* Do this *
Extract all of the entries and set them down verbatim.

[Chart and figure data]
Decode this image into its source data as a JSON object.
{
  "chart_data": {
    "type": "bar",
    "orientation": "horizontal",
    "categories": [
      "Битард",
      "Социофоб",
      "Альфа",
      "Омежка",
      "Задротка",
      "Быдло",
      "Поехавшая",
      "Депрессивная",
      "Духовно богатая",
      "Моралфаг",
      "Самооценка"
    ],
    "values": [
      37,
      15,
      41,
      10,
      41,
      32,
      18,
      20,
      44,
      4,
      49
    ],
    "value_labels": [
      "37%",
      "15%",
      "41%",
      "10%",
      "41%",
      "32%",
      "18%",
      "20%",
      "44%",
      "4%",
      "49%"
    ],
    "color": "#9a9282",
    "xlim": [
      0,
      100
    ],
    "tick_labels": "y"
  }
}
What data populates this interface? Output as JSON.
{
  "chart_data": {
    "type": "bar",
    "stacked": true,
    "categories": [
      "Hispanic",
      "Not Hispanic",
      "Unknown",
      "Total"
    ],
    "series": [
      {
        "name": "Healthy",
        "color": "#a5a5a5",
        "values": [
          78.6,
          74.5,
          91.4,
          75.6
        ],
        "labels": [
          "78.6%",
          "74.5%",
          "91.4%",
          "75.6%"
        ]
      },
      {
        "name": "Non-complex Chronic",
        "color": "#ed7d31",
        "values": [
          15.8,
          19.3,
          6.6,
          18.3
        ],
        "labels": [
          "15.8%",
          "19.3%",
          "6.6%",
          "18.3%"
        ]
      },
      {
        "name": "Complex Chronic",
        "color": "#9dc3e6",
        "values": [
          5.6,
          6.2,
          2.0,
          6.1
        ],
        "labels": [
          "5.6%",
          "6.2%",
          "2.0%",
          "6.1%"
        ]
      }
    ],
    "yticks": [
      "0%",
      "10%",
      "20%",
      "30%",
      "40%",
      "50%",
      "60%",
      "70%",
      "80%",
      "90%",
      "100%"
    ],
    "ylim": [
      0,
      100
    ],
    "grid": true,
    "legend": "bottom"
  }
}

* Task result *
Decode this image into its source data as a JSON object.
{
  "chart_data": {
    "type": "bar",
    "orientation": "horizontal",
    "categories": [
      "Битард",
      "Социофоб",
      "Альфа",
      "Омежка",
      "Задротка",
      "Быдло",
      "Поехавшая",
      "Депрессивная",
      "Духовно богатая",
      "Моралфаг",
      "Самооценка"
    ],
    "values": [
      37,
      15,
      41,
      10,
      41,
      32,
      18,
      20,
      44,
      4,
      49
    ],
    "value_labels": [
      "37%",
      "15%",
      "41%",
      "10%",
      "41%",
      "32%",
      "18%",
      "20%",
      "44%",
      "4%",
      "49%"
    ],
    "color": "#9a9282",
    "xlim": [
      0,
      100
    ],
    "tick_labels": "y"
  }
}
What data populates this interface? Output as JSON.
{
  "chart_data": {
    "type": "bar",
    "stacked": true,
    "categories": [
      "Hispanic",
      "Not Hispanic",
      "Unknown",
      "Total"
    ],
    "series": [
      {
        "name": "Healthy",
        "color": "#a5a5a5",
        "values": [
          78.6,
          74.5,
          91.4,
          75.6
        ],
        "labels": [
          "78.6%",
          "74.5%",
          "91.4%",
          "75.6%"
        ]
      },
      {
        "name": "Non-complex Chronic",
        "color": "#ed7d31",
        "values": [
          15.8,
          19.3,
          6.6,
          18.3
        ],
        "labels": [
          "15.8%",
          "19.3%",
          "6.6%",
          "18.3%"
        ]
      },
      {
        "name": "Complex Chronic",
        "color": "#9dc3e6",
        "values": [
          5.6,
          6.2,
          2.0,
          6.1
        ],
        "labels": [
          "5.6%",
          "6.2%",
          "2.0%",
          "6.1%"
        ]
      }
    ],
    "yticks": [
      "0%",
      "10%",
      "20%",
      "30%",
      "40%",
      "50%",
      "60%",
      "70%",
      "80%",
      "90%",
      "100%"
    ],
    "ylim": [
      0,
      100
    ],
    "grid": true,
    "legend": "bottom"
  }
}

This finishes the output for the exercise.